▶ **Problem**
Every line below that holds the string "data" should be copied out.

▶ **Records supplied**
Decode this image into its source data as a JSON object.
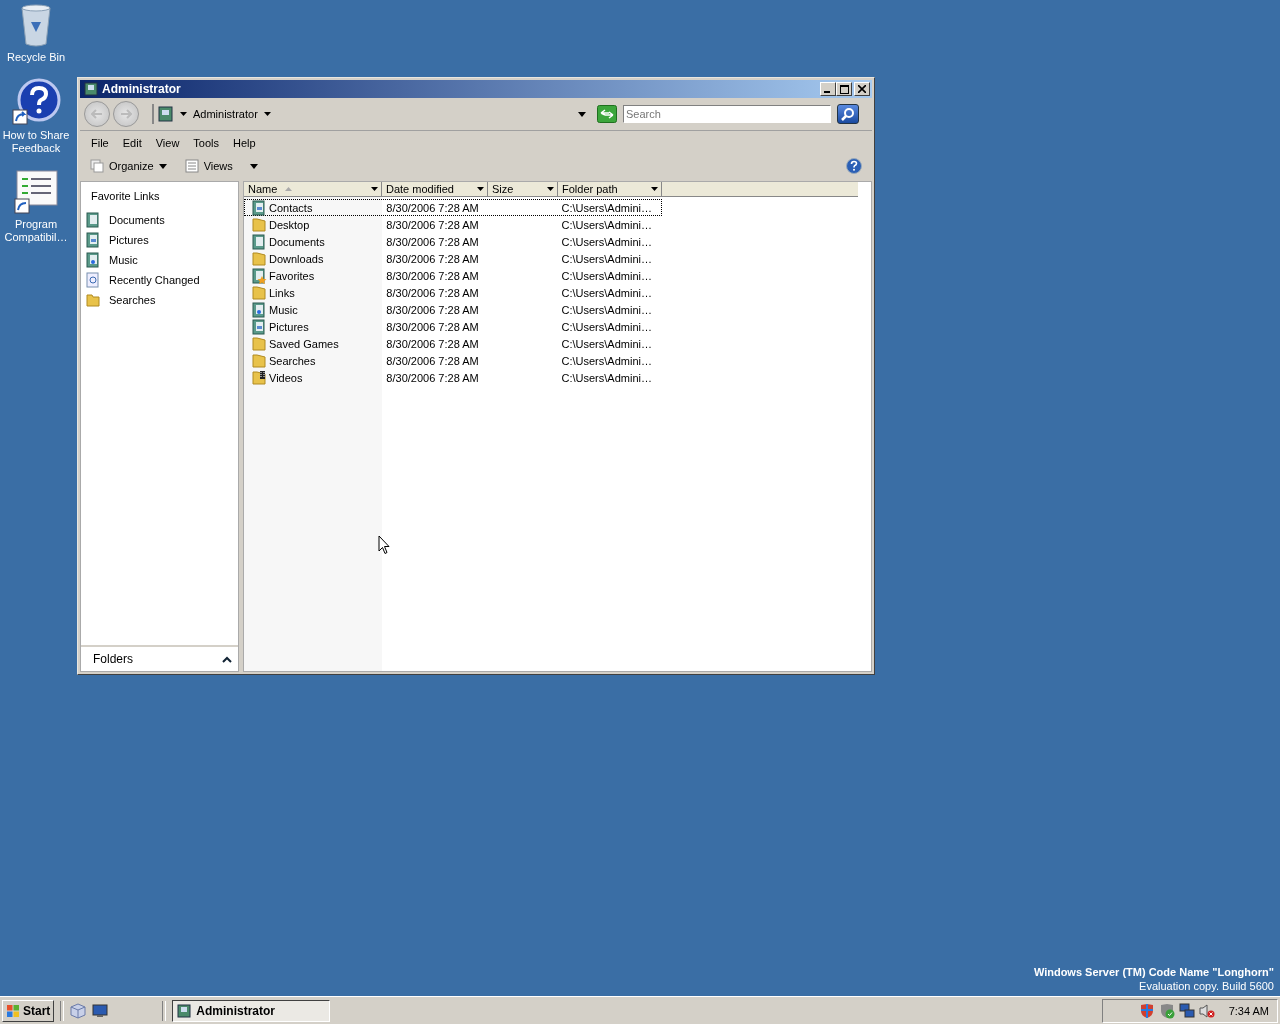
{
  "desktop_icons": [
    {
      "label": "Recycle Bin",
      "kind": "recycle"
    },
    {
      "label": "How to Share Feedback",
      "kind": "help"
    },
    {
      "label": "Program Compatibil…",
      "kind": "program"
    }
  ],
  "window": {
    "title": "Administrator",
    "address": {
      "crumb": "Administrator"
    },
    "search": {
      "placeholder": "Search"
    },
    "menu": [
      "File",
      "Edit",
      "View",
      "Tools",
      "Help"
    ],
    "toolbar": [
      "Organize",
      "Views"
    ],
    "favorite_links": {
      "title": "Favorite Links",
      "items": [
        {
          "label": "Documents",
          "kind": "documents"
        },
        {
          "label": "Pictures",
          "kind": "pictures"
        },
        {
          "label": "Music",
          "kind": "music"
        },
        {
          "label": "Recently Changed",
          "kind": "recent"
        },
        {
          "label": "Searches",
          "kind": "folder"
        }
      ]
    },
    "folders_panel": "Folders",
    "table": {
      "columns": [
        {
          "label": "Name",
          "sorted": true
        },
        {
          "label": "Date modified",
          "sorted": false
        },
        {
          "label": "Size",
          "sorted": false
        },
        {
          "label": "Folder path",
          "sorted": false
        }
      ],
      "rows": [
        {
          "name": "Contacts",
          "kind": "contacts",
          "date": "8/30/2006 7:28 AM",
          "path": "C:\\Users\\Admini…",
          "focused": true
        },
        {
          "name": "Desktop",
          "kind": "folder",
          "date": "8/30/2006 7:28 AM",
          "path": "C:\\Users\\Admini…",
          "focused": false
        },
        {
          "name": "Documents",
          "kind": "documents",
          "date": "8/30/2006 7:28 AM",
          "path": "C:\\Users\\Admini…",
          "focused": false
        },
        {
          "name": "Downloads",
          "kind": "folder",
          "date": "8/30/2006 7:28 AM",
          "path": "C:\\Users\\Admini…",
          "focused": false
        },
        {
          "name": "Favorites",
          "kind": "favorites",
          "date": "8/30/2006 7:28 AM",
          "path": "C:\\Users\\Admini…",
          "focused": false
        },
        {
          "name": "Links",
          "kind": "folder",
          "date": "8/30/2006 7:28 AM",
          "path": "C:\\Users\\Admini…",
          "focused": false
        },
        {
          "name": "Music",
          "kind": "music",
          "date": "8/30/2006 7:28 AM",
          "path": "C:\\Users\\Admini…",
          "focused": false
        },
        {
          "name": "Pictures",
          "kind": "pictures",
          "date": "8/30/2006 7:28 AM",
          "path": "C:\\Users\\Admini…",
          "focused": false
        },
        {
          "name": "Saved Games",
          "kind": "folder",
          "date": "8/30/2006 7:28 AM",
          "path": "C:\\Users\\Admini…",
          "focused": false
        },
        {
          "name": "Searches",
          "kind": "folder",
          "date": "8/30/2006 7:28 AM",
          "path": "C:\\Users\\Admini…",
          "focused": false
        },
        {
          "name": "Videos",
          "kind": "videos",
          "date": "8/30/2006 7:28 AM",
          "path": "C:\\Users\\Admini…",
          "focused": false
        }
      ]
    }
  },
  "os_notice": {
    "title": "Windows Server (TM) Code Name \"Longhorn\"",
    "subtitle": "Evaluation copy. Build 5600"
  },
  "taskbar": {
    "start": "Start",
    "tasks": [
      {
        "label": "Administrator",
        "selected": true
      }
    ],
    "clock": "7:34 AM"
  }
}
--
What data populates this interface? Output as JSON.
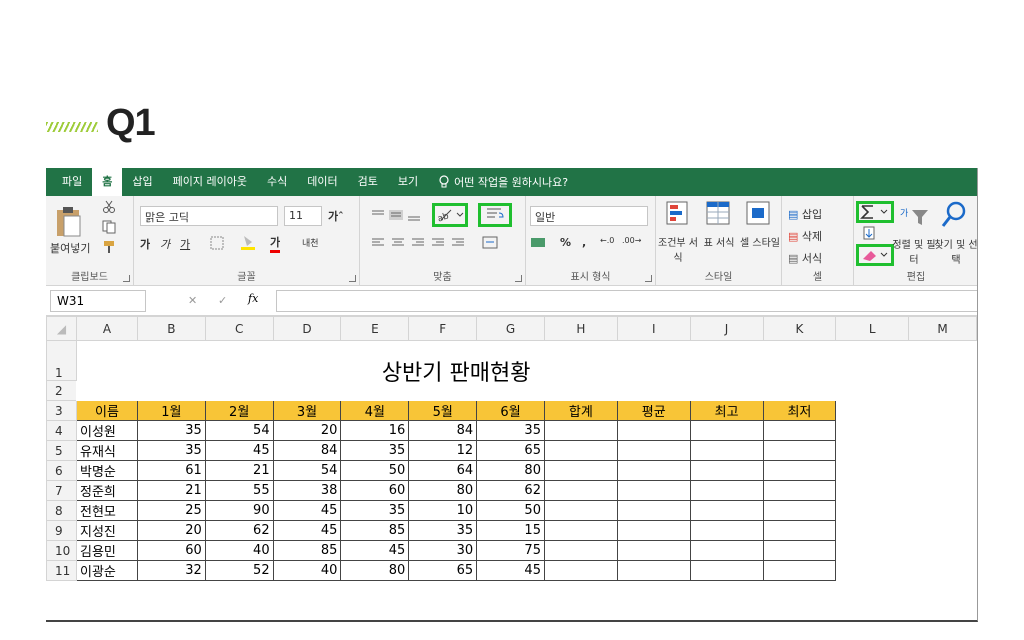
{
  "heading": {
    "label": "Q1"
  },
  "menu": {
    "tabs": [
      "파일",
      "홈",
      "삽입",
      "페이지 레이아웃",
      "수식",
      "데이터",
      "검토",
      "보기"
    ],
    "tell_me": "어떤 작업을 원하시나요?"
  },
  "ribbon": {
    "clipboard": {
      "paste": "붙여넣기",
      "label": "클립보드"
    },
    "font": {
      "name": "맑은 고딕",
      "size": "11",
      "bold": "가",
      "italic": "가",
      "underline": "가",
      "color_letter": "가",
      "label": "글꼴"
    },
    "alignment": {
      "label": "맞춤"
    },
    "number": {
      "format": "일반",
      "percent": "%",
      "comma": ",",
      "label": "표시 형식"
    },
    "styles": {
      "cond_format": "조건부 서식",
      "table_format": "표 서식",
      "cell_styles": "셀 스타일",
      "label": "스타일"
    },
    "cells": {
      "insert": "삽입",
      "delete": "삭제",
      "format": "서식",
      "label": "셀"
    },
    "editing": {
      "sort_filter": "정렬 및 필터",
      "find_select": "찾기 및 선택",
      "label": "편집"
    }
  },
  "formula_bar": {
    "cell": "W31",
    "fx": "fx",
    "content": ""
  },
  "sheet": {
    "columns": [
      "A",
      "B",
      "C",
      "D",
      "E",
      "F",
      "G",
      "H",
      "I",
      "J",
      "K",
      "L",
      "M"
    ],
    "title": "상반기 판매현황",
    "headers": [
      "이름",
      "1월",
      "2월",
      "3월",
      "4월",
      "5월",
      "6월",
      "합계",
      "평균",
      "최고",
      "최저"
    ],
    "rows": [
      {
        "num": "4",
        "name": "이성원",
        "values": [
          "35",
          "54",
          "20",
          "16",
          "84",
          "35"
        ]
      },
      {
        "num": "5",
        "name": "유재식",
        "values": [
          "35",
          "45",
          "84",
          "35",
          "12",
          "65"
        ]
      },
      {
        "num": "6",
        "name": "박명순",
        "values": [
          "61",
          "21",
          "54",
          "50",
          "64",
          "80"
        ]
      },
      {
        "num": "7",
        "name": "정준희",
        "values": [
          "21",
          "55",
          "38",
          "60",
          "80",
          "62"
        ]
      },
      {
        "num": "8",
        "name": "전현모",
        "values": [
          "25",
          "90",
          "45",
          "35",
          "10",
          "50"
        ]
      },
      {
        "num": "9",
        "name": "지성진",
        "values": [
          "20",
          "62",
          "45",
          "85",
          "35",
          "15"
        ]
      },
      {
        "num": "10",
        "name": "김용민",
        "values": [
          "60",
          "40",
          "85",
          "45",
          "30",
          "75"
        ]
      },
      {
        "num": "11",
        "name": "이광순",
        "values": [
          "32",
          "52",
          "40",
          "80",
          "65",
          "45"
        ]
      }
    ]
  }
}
---
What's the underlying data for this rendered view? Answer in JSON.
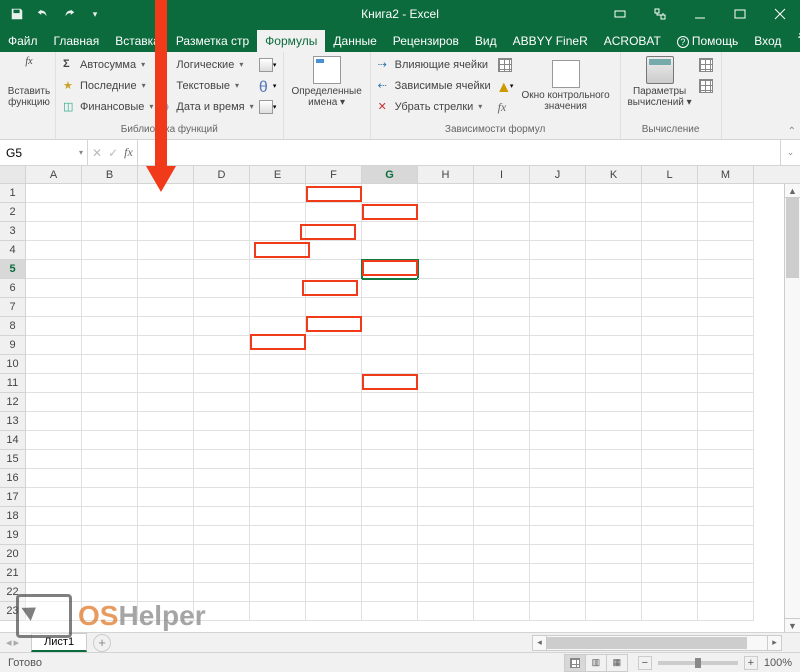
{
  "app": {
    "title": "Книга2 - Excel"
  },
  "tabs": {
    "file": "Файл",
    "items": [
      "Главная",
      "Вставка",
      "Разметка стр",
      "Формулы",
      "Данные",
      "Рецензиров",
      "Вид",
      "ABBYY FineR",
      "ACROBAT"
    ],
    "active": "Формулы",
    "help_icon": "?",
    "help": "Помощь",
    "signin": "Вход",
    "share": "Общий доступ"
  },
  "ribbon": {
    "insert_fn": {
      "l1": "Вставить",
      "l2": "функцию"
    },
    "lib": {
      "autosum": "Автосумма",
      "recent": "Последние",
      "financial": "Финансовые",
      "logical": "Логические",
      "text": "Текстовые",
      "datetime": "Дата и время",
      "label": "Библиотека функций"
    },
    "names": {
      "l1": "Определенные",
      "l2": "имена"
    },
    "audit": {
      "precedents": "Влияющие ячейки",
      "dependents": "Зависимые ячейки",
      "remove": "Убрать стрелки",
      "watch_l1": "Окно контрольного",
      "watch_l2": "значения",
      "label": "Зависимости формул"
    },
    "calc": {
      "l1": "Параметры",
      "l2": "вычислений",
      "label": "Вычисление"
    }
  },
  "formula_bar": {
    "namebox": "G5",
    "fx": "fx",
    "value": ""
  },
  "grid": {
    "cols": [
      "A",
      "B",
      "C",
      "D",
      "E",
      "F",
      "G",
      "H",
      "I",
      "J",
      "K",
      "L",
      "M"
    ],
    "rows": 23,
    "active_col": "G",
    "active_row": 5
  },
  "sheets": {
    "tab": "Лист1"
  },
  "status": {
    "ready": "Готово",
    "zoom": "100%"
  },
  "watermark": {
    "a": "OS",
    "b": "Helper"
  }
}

▶ **Finished answer**
Decode this image into its source data as a JSON object.
What data populates this interface? Output as JSON.
What's the underlying data for this rendered view? Answer in JSON.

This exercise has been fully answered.